* **What is required**: Give the listing again character for character, but drop the images.

* **Information provided**:
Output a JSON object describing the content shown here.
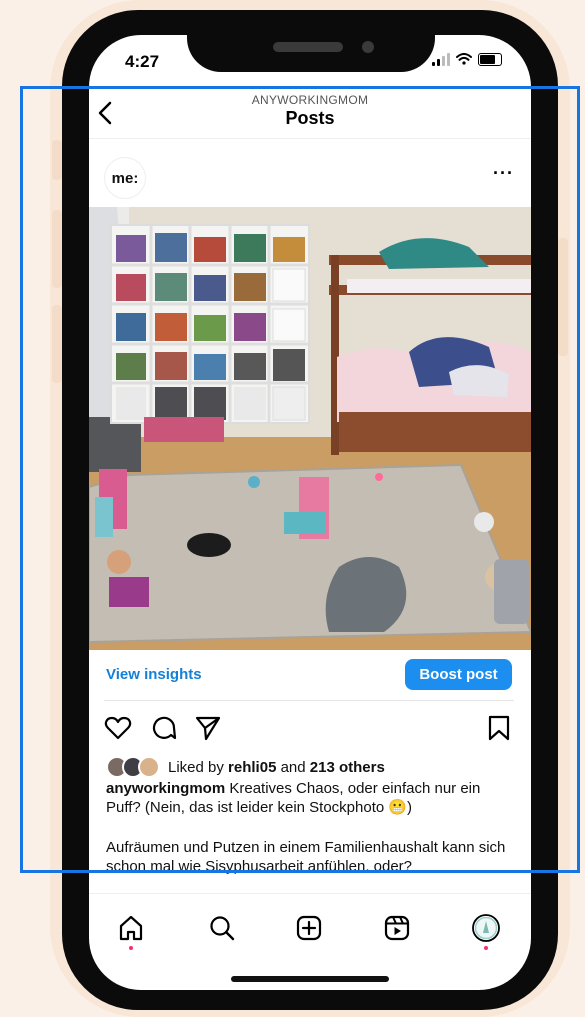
{
  "status_bar": {
    "time": "4:27"
  },
  "header": {
    "username": "ANYWORKINGMOM",
    "title": "Posts"
  },
  "post": {
    "avatar_text": "me:",
    "more_label": "···",
    "insights_label": "View insights",
    "boost_label": "Boost post",
    "likes": {
      "prefix": "Liked by",
      "user": "rehli05",
      "connector": "and",
      "others": "213 others"
    },
    "caption": {
      "author": "anyworkingmom",
      "text": "Kreatives Chaos, oder einfach nur ein Puff? (Nein, das ist leider kein Stockphoto 😬)",
      "second_paragraph": "Aufräumen und Putzen in einem Familienhaushalt kann sich schon mal wie Sisyphusarbeit anfühlen, oder?"
    }
  },
  "colors": {
    "accent": "#1c8ef0",
    "link": "#1580d6",
    "notification_dot": "#ff2d6a",
    "selection_box": "#1675e0"
  },
  "icons": {
    "back": "chevron-left-icon",
    "like": "heart-icon",
    "comment": "comment-icon",
    "share": "send-icon",
    "save": "bookmark-icon",
    "home": "home-icon",
    "search": "search-icon",
    "create": "plus-square-icon",
    "reels": "reels-icon",
    "profile": "profile-icon"
  }
}
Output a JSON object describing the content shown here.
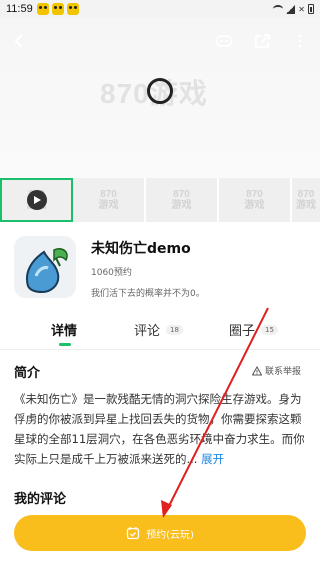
{
  "status_bar": {
    "time": "11:59"
  },
  "hero": {
    "watermark": "870游戏"
  },
  "thumbnails": {
    "watermark_top": "870",
    "watermark_bottom": "游戏"
  },
  "game": {
    "title": "未知伤亡demo",
    "reservations": "1060预约",
    "slogan": "我们活下去的概率并不为0。"
  },
  "tabs": [
    {
      "label": "详情"
    },
    {
      "label": "评论",
      "badge": "18"
    },
    {
      "label": "圈子",
      "badge": "15"
    }
  ],
  "intro": {
    "title": "简介",
    "report_label": "联系举报",
    "text": "《未知伤亡》是一款残酷无情的洞穴探险生存游戏。身为俘虏的你被派到异星上找回丢失的货物，你需要探索这颗星球的全部11层洞穴，在各色恶劣环境中奋力求生。而你实际上只是成千上万被派来送死的...",
    "more_label": "展开"
  },
  "my_review": {
    "title": "我的评论"
  },
  "reserve_button": {
    "label": "预约(云玩)"
  },
  "colors": {
    "accent": "#1bc06a",
    "button": "#f9be1b",
    "link": "#1e88e5",
    "annotation": "#e02020"
  }
}
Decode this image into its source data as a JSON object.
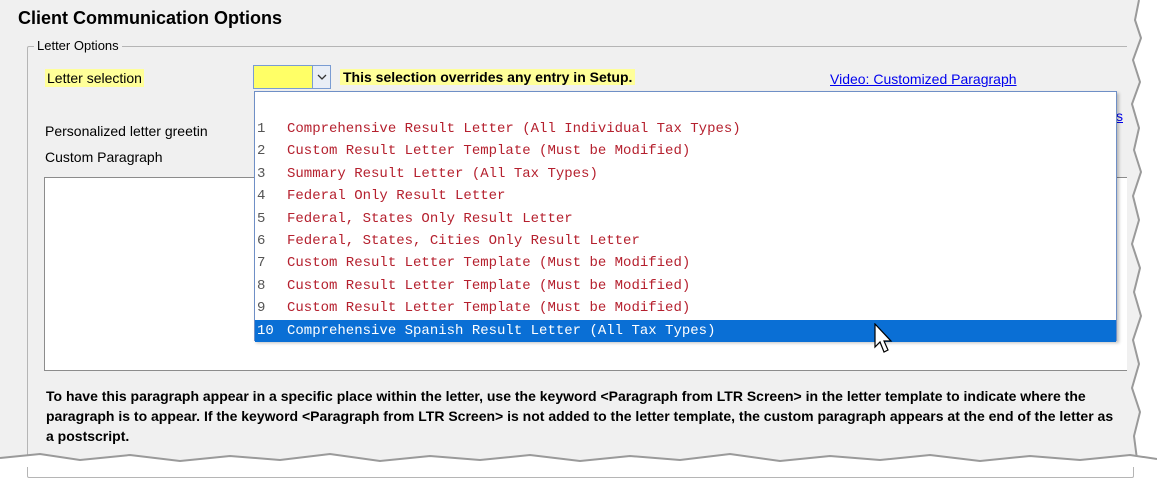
{
  "page": {
    "title": "Client Communication Options"
  },
  "letter_options": {
    "group_label": "Letter Options",
    "letter_selection_label": "Letter selection",
    "letter_selection_value": "",
    "override_note": "This selection overrides any entry in Setup.",
    "video_link": "Video: Customized Paragraph",
    "cut_link": "s",
    "greeting_label": "Personalized letter greetin",
    "custom_paragraph_label": "Custom Paragraph",
    "custom_paragraph_value": "",
    "footer_text": "To have this paragraph appear in a specific place within the letter, use the keyword <Paragraph from LTR Screen> in the letter template to indicate where the paragraph is to appear. If the keyword <Paragraph from LTR Screen> is not added to the letter template, the custom paragraph appears at the end of the letter as a postscript."
  },
  "dropdown": {
    "items": [
      {
        "num": "1",
        "label": "Comprehensive Result Letter (All Individual Tax Types)"
      },
      {
        "num": "2",
        "label": "Custom Result Letter Template (Must be Modified)"
      },
      {
        "num": "3",
        "label": "Summary Result Letter (All Tax Types)"
      },
      {
        "num": "4",
        "label": "Federal Only Result Letter"
      },
      {
        "num": "5",
        "label": "Federal, States Only Result Letter"
      },
      {
        "num": "6",
        "label": "Federal, States, Cities Only Result Letter"
      },
      {
        "num": "7",
        "label": "Custom Result Letter Template (Must be Modified)"
      },
      {
        "num": "8",
        "label": "Custom Result Letter Template (Must be Modified)"
      },
      {
        "num": "9",
        "label": "Custom Result Letter Template (Must be Modified)"
      },
      {
        "num": "10",
        "label": "Comprehensive Spanish Result Letter (All Tax Types)"
      }
    ],
    "selected_index": 9
  },
  "colors": {
    "item_text": "#b5202e",
    "selected_bg": "#0a6fd5",
    "highlight": "#ffff99",
    "link": "#0000ee"
  }
}
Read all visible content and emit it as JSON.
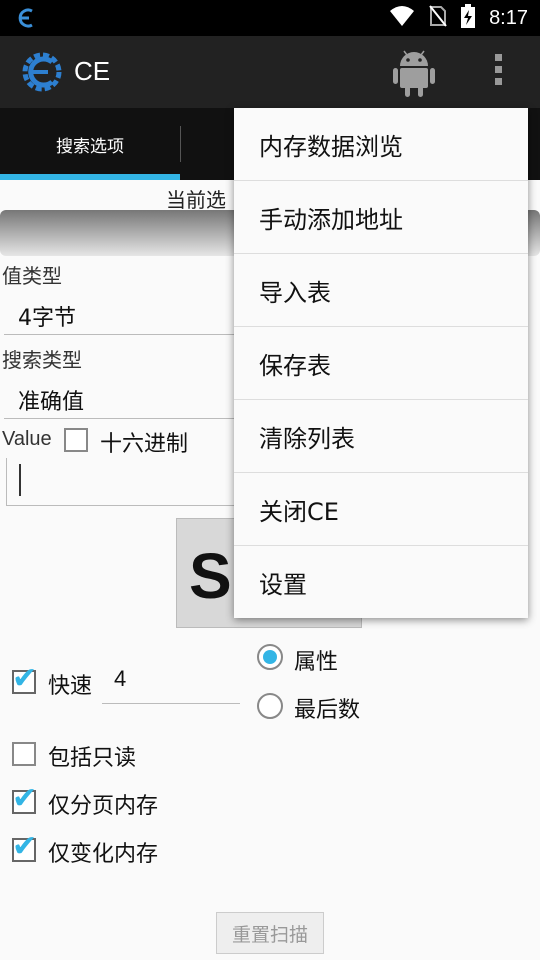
{
  "status_bar": {
    "time": "8:17"
  },
  "app": {
    "title": "CE"
  },
  "tabs": [
    {
      "label": "搜索选项"
    }
  ],
  "current_label": "当前选",
  "value_type": {
    "label": "值类型",
    "value": "4字节"
  },
  "search_type": {
    "label": "搜索类型",
    "value": "准确值"
  },
  "value_field": {
    "label": "Value",
    "hex_label": "十六进制",
    "value": ""
  },
  "scan_button": {
    "label": "S"
  },
  "options": {
    "quick": {
      "label": "快速",
      "value": "4",
      "checked": true
    },
    "readonly": {
      "label": "包括只读",
      "checked": false
    },
    "paged": {
      "label": "仅分页内存",
      "checked": true
    },
    "changed": {
      "label": "仅变化内存",
      "checked": true
    }
  },
  "radios": [
    {
      "label": "属性",
      "selected": true
    },
    {
      "label": "最后数",
      "selected": false
    }
  ],
  "reset_button": "重置扫描",
  "menu": {
    "items": [
      {
        "label": "内存数据浏览"
      },
      {
        "label": "手动添加地址"
      },
      {
        "label": "导入表"
      },
      {
        "label": "保存表"
      },
      {
        "label": "清除列表"
      },
      {
        "label": "关闭CE"
      },
      {
        "label": "设置"
      }
    ]
  },
  "colors": {
    "accent": "#33b5e5",
    "action_bar": "#222222",
    "tab_bar": "#111111"
  },
  "icons": [
    "ce-logo-icon",
    "wifi-icon",
    "no-sim-icon",
    "battery-charging-icon",
    "android-icon",
    "overflow-menu-icon"
  ]
}
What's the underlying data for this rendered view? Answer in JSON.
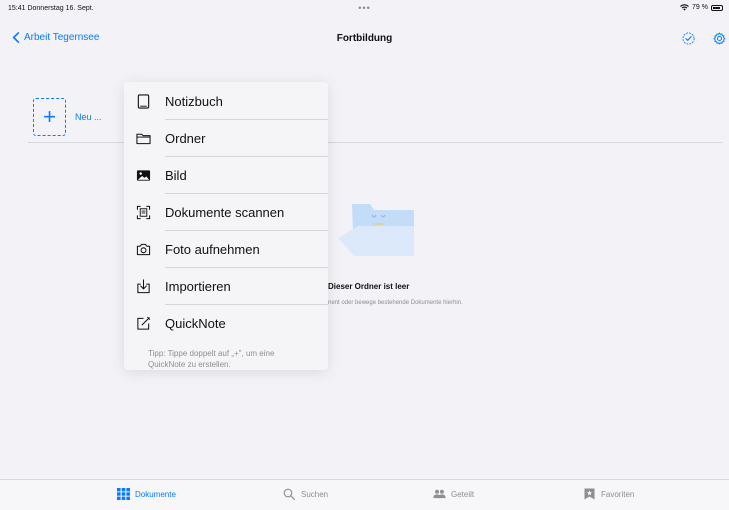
{
  "status": {
    "time": "15:41  Donnerstag 16. Sept.",
    "dots": "•••",
    "battery": "79 %"
  },
  "nav": {
    "back_label": "Arbeit Tegernsee",
    "title": "Fortbildung"
  },
  "new_tile": {
    "plus": "+",
    "label": "Neu ..."
  },
  "empty": {
    "title": "Dieser Ordner ist leer",
    "subtitle": "nent oder bewege bestehende Dokumente hierhin."
  },
  "menu": {
    "items": [
      {
        "label": "Notizbuch",
        "icon": "notebook-icon"
      },
      {
        "label": "Ordner",
        "icon": "folder-icon"
      },
      {
        "label": "Bild",
        "icon": "image-icon"
      },
      {
        "label": "Dokumente scannen",
        "icon": "scan-icon"
      },
      {
        "label": "Foto aufnehmen",
        "icon": "camera-icon"
      },
      {
        "label": "Importieren",
        "icon": "import-icon"
      },
      {
        "label": "QuickNote",
        "icon": "quicknote-icon"
      }
    ],
    "tip_line1": "Tipp: Tippe doppelt auf „+\", um eine",
    "tip_line2": "QuickNote zu erstellen."
  },
  "tabs": [
    {
      "label": "Dokumente",
      "icon": "grid-icon",
      "active": true
    },
    {
      "label": "Suchen",
      "icon": "search-icon",
      "active": false
    },
    {
      "label": "Geteilt",
      "icon": "people-icon",
      "active": false
    },
    {
      "label": "Favoriten",
      "icon": "bookmark-icon",
      "active": false
    }
  ],
  "colors": {
    "accent": "#0a7aff",
    "background": "#f2f2f7",
    "muted": "#8e8e93"
  }
}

* **Completed exercise**:
Output a JSON object describing the content shown here.
{
  "status_bar": {
    "time": "4:27"
  },
  "header": {
    "username": "ANYWORKINGMOM",
    "title": "Posts"
  },
  "post": {
    "avatar_text": "me:",
    "more_label": "···",
    "insights_label": "View insights",
    "boost_label": "Boost post",
    "likes": {
      "prefix": "Liked by",
      "user": "rehli05",
      "connector": "and",
      "others": "213 others"
    },
    "caption": {
      "author": "anyworkingmom",
      "text": "Kreatives Chaos, oder einfach nur ein Puff? (Nein, das ist leider kein Stockphoto 😬)",
      "second_paragraph": "Aufräumen und Putzen in einem Familienhaushalt kann sich schon mal wie Sisyphusarbeit anfühlen, oder?"
    }
  },
  "colors": {
    "accent": "#1c8ef0",
    "link": "#1580d6",
    "notification_dot": "#ff2d6a",
    "selection_box": "#1675e0"
  },
  "icons": {
    "back": "chevron-left-icon",
    "like": "heart-icon",
    "comment": "comment-icon",
    "share": "send-icon",
    "save": "bookmark-icon",
    "home": "home-icon",
    "search": "search-icon",
    "create": "plus-square-icon",
    "reels": "reels-icon",
    "profile": "profile-icon"
  }
}
Output a JSON object describing the content shown here.
{
  "status_bar": {
    "time": "11:59"
  },
  "hero": {
    "watermark": "870游戏"
  },
  "thumbnails": {
    "watermark_top": "870",
    "watermark_bottom": "游戏"
  },
  "game": {
    "title": "未知伤亡demo",
    "reservations": "1060预约",
    "slogan": "我们活下去的概率并不为0。"
  },
  "tabs": [
    {
      "label": "详情"
    },
    {
      "label": "评论",
      "badge": "18"
    },
    {
      "label": "圈子",
      "badge": "15"
    }
  ],
  "intro": {
    "title": "简介",
    "report_label": "联系举报",
    "text": "《未知伤亡》是一款残酷无情的洞穴探险生存游戏。身为俘虏的你被派到异星上找回丢失的货物，你需要探索这颗星球的全部11层洞穴，在各色恶劣环境中奋力求生。而你实际上只是成千上万被派来送死的...",
    "more_label": "展开"
  },
  "my_review": {
    "title": "我的评论"
  },
  "reserve_button": {
    "label": "预约(云玩)"
  },
  "colors": {
    "accent": "#1bc06a",
    "button": "#f9be1b",
    "link": "#1e88e5",
    "annotation": "#e02020"
  }
}
Decode this image into its source data as a JSON object.
{
  "page": {
    "title": "Client Communication Options"
  },
  "letter_options": {
    "group_label": "Letter Options",
    "letter_selection_label": "Letter selection",
    "letter_selection_value": "",
    "override_note": "This selection overrides any entry in Setup.",
    "video_link": "Video: Customized Paragraph",
    "cut_link": "s",
    "greeting_label": "Personalized letter greetin",
    "custom_paragraph_label": "Custom Paragraph",
    "custom_paragraph_value": "",
    "footer_text": "To have this paragraph appear in a specific place within the letter, use the keyword <Paragraph from LTR Screen> in the letter template to indicate where the paragraph is to appear. If the keyword <Paragraph from LTR Screen> is not added to the letter template, the custom paragraph appears at the end of the letter as a postscript."
  },
  "dropdown": {
    "items": [
      {
        "num": "1",
        "label": "Comprehensive Result Letter (All Individual Tax Types)"
      },
      {
        "num": "2",
        "label": "Custom Result Letter Template (Must be Modified)"
      },
      {
        "num": "3",
        "label": "Summary Result Letter (All Tax Types)"
      },
      {
        "num": "4",
        "label": "Federal Only Result Letter"
      },
      {
        "num": "5",
        "label": "Federal, States Only Result Letter"
      },
      {
        "num": "6",
        "label": "Federal, States, Cities Only Result Letter"
      },
      {
        "num": "7",
        "label": "Custom Result Letter Template (Must be Modified)"
      },
      {
        "num": "8",
        "label": "Custom Result Letter Template (Must be Modified)"
      },
      {
        "num": "9",
        "label": "Custom Result Letter Template (Must be Modified)"
      },
      {
        "num": "10",
        "label": "Comprehensive Spanish Result Letter (All Tax Types)"
      }
    ],
    "selected_index": 9
  },
  "colors": {
    "item_text": "#b5202e",
    "selected_bg": "#0a6fd5",
    "highlight": "#ffff99",
    "link": "#0000ee"
  }
}
Read all visible content and emit it as JSON.
{
  "status_bar": {
    "time": "8:17"
  },
  "app": {
    "title": "CE"
  },
  "tabs": [
    {
      "label": "搜索选项"
    }
  ],
  "current_label": "当前选",
  "value_type": {
    "label": "值类型",
    "value": "4字节"
  },
  "search_type": {
    "label": "搜索类型",
    "value": "准确值"
  },
  "value_field": {
    "label": "Value",
    "hex_label": "十六进制",
    "value": ""
  },
  "scan_button": {
    "label": "S"
  },
  "options": {
    "quick": {
      "label": "快速",
      "value": "4",
      "checked": true
    },
    "readonly": {
      "label": "包括只读",
      "checked": false
    },
    "paged": {
      "label": "仅分页内存",
      "checked": true
    },
    "changed": {
      "label": "仅变化内存",
      "checked": true
    }
  },
  "radios": [
    {
      "label": "属性",
      "selected": true
    },
    {
      "label": "最后数",
      "selected": false
    }
  ],
  "reset_button": "重置扫描",
  "menu": {
    "items": [
      {
        "label": "内存数据浏览"
      },
      {
        "label": "手动添加地址"
      },
      {
        "label": "导入表"
      },
      {
        "label": "保存表"
      },
      {
        "label": "清除列表"
      },
      {
        "label": "关闭CE"
      },
      {
        "label": "设置"
      }
    ]
  },
  "colors": {
    "accent": "#33b5e5",
    "action_bar": "#222222",
    "tab_bar": "#111111"
  },
  "icons": [
    "ce-logo-icon",
    "wifi-icon",
    "no-sim-icon",
    "battery-charging-icon",
    "android-icon",
    "overflow-menu-icon"
  ]
}
What's the underlying data for this rendered view? Answer in JSON.
{
  "status": {
    "time": "15:41  Donnerstag 16. Sept.",
    "dots": "•••",
    "battery": "79 %"
  },
  "nav": {
    "back_label": "Arbeit Tegernsee",
    "title": "Fortbildung"
  },
  "new_tile": {
    "plus": "+",
    "label": "Neu ..."
  },
  "empty": {
    "title": "Dieser Ordner ist leer",
    "subtitle": "nent oder bewege bestehende Dokumente hierhin."
  },
  "menu": {
    "items": [
      {
        "label": "Notizbuch",
        "icon": "notebook-icon"
      },
      {
        "label": "Ordner",
        "icon": "folder-icon"
      },
      {
        "label": "Bild",
        "icon": "image-icon"
      },
      {
        "label": "Dokumente scannen",
        "icon": "scan-icon"
      },
      {
        "label": "Foto aufnehmen",
        "icon": "camera-icon"
      },
      {
        "label": "Importieren",
        "icon": "import-icon"
      },
      {
        "label": "QuickNote",
        "icon": "quicknote-icon"
      }
    ],
    "tip_line1": "Tipp: Tippe doppelt auf „+\", um eine",
    "tip_line2": "QuickNote zu erstellen."
  },
  "tabs": [
    {
      "label": "Dokumente",
      "icon": "grid-icon",
      "active": true
    },
    {
      "label": "Suchen",
      "icon": "search-icon",
      "active": false
    },
    {
      "label": "Geteilt",
      "icon": "people-icon",
      "active": false
    },
    {
      "label": "Favoriten",
      "icon": "bookmark-icon",
      "active": false
    }
  ],
  "colors": {
    "accent": "#0a7aff",
    "background": "#f2f2f7",
    "muted": "#8e8e93"
  }
}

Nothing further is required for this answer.